### Task to carry out
Please write out the records from their first line through the line holding "main-x-axis <box>91 35 742 635</box>", inclusive, reproducing every line without change.

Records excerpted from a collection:

- - -

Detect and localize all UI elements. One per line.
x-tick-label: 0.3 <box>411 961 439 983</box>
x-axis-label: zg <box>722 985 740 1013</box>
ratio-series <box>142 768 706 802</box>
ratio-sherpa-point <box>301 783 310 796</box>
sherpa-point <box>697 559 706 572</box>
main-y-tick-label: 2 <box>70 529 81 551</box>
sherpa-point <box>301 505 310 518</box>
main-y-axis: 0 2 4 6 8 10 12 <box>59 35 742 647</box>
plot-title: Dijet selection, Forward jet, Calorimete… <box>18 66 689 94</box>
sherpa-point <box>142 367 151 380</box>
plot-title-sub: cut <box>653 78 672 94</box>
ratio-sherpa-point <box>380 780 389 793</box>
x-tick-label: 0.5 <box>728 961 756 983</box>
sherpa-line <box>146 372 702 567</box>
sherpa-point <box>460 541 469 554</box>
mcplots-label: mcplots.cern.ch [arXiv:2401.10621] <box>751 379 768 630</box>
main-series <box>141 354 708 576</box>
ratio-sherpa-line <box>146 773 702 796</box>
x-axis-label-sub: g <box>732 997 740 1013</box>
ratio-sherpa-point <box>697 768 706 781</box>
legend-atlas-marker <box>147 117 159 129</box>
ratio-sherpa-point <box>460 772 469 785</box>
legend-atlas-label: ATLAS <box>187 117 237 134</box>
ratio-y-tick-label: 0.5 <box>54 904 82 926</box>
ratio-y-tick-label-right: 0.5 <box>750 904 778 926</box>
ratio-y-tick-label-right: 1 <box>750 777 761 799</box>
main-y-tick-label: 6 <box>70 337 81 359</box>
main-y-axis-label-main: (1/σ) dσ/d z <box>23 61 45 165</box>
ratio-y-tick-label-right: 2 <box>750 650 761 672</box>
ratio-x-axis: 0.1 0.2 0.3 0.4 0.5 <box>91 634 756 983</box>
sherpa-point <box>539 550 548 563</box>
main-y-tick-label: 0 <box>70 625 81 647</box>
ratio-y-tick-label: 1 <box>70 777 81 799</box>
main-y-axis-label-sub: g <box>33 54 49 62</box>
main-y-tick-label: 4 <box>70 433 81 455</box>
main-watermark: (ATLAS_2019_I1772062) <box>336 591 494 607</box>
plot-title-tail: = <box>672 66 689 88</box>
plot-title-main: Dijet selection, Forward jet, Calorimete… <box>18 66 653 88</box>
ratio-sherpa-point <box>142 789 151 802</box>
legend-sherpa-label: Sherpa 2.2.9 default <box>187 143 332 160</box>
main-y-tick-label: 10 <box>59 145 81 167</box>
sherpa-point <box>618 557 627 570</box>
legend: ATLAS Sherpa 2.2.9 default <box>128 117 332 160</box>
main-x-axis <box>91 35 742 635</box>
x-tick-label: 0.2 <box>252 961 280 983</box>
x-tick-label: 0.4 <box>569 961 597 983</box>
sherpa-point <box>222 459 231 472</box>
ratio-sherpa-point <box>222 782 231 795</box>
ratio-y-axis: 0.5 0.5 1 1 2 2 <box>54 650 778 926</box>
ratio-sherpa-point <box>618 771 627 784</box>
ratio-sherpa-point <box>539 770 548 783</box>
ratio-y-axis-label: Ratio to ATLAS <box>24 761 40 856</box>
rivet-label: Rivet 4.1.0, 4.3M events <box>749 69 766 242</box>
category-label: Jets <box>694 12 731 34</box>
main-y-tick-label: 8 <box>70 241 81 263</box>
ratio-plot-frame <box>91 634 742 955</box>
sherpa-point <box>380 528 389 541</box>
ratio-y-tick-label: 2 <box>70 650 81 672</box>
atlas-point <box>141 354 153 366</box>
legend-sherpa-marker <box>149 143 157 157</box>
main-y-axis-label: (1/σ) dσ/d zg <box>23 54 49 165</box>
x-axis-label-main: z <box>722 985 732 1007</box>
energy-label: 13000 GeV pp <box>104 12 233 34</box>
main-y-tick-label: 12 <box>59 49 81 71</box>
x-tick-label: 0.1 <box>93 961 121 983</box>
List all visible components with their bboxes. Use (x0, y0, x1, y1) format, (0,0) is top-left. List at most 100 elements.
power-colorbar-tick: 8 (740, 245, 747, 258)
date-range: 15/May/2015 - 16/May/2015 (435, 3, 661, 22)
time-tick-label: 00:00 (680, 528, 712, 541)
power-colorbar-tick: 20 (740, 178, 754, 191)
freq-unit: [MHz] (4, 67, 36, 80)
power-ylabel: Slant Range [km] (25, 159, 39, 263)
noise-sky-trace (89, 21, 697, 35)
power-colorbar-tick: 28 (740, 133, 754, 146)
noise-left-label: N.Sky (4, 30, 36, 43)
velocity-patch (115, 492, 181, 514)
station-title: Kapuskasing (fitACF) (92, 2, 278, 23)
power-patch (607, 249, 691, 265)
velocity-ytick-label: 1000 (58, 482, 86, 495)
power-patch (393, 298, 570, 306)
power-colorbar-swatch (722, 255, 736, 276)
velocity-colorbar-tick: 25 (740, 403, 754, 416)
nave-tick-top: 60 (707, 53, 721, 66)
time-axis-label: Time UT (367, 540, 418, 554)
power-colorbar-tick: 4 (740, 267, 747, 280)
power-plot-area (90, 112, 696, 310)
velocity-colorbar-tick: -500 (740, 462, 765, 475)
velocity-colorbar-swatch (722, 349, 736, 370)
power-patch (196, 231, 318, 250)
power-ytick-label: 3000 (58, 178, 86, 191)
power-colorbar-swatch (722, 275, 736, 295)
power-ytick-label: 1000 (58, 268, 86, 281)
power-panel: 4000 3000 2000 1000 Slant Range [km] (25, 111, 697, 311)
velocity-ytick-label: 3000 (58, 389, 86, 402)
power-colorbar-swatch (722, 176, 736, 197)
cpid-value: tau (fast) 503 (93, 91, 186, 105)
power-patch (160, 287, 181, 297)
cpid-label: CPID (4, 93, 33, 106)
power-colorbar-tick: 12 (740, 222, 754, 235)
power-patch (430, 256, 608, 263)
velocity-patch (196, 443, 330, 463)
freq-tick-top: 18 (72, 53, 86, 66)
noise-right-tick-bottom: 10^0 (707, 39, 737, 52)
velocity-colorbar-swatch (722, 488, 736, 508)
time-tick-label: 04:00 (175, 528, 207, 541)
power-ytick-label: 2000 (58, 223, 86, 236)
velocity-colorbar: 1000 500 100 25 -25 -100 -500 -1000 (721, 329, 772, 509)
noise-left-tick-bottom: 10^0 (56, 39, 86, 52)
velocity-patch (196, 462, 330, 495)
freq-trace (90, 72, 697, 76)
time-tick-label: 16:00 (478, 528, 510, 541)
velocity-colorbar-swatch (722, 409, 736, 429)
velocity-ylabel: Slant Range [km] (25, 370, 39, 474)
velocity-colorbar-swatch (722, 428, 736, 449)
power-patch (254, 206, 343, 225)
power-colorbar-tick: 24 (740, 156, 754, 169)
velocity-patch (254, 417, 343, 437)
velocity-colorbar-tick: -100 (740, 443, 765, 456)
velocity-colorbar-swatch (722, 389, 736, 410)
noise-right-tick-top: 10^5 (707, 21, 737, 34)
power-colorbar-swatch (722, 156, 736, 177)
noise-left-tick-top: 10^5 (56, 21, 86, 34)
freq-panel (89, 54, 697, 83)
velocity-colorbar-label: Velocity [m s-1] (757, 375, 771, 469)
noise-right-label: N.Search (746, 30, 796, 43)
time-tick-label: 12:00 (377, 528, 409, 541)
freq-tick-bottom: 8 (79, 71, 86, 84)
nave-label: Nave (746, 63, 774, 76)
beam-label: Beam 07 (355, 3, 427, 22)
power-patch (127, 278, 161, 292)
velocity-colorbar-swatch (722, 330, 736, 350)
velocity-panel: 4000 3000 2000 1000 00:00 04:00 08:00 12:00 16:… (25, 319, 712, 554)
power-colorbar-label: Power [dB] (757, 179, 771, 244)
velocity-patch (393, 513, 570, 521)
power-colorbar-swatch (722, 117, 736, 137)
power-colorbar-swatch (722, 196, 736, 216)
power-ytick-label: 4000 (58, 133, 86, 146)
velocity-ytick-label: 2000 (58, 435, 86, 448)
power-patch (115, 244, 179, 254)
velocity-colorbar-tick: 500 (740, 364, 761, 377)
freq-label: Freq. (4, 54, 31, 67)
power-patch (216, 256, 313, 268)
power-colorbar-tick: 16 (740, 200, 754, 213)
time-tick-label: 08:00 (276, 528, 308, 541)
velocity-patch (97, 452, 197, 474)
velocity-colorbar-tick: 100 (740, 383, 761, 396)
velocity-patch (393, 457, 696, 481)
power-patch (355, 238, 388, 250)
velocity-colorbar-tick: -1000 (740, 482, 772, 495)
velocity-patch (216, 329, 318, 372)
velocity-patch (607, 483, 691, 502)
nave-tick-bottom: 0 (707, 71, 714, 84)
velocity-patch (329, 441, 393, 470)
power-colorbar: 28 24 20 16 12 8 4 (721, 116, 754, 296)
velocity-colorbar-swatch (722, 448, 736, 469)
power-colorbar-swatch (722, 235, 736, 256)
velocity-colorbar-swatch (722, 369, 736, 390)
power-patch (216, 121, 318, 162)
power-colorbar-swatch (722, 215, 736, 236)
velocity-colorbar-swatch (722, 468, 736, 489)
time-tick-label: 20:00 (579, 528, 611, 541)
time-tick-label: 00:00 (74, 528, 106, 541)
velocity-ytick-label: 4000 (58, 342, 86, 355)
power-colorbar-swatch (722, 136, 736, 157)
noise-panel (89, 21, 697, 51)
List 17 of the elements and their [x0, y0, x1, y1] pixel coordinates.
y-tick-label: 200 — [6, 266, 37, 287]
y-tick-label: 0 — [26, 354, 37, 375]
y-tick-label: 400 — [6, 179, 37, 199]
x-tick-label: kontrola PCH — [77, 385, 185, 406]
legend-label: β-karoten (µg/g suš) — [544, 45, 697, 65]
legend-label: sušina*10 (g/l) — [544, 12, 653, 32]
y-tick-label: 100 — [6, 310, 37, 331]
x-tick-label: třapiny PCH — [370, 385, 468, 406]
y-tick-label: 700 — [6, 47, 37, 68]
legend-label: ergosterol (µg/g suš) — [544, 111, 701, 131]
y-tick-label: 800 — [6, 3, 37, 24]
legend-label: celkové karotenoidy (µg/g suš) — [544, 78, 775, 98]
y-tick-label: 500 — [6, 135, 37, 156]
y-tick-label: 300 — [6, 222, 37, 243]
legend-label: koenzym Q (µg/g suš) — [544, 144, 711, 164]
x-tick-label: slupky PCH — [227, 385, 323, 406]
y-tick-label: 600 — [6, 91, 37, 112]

- - -

### Solution to the problem
Detect and localize all UI elements. One per line.
x-tick-label: 0.3 <box>411 961 439 983</box>
x-axis-label: zg <box>722 985 740 1013</box>
ratio-series <box>142 768 706 802</box>
ratio-sherpa-point <box>301 783 310 796</box>
sherpa-point <box>697 559 706 572</box>
main-y-tick-label: 2 <box>70 529 81 551</box>
sherpa-point <box>301 505 310 518</box>
main-y-axis: 0 2 4 6 8 10 12 <box>59 35 742 647</box>
plot-title: Dijet selection, Forward jet, Calorimete… <box>18 66 689 94</box>
sherpa-point <box>142 367 151 380</box>
plot-title-sub: cut <box>653 78 672 94</box>
ratio-sherpa-point <box>380 780 389 793</box>
x-tick-label: 0.5 <box>728 961 756 983</box>
sherpa-line <box>146 372 702 567</box>
sherpa-point <box>460 541 469 554</box>
mcplots-label: mcplots.cern.ch [arXiv:2401.10621] <box>751 379 768 630</box>
main-series <box>141 354 708 576</box>
ratio-sherpa-line <box>146 773 702 796</box>
x-axis-label-sub: g <box>732 997 740 1013</box>
ratio-sherpa-point <box>697 768 706 781</box>
legend-atlas-marker <box>147 117 159 129</box>
ratio-sherpa-point <box>460 772 469 785</box>
legend-atlas-label: ATLAS <box>187 117 237 134</box>
ratio-y-tick-label: 0.5 <box>54 904 82 926</box>
ratio-y-tick-label-right: 0.5 <box>750 904 778 926</box>
ratio-y-tick-label-right: 1 <box>750 777 761 799</box>
main-y-tick-label: 6 <box>70 337 81 359</box>
main-y-axis-label-main: (1/σ) dσ/d z <box>23 61 45 165</box>
ratio-y-tick-label-right: 2 <box>750 650 761 672</box>
ratio-x-axis: 0.1 0.2 0.3 0.4 0.5 <box>91 634 756 983</box>
sherpa-point <box>539 550 548 563</box>
main-y-tick-label: 0 <box>70 625 81 647</box>
ratio-y-tick-label: 1 <box>70 777 81 799</box>
main-y-axis-label-sub: g <box>33 54 49 62</box>
main-y-tick-label: 4 <box>70 433 81 455</box>
main-watermark: (ATLAS_2019_I1772062) <box>336 591 494 607</box>
plot-title-tail: = <box>672 66 689 88</box>
plot-title-main: Dijet selection, Forward jet, Calorimete… <box>18 66 653 88</box>
ratio-sherpa-point <box>142 789 151 802</box>
legend-sherpa-label: Sherpa 2.2.9 default <box>187 143 332 160</box>
main-y-tick-label: 10 <box>59 145 81 167</box>
sherpa-point <box>618 557 627 570</box>
legend: ATLAS Sherpa 2.2.9 default <box>128 117 332 160</box>
main-x-axis <box>91 35 742 635</box>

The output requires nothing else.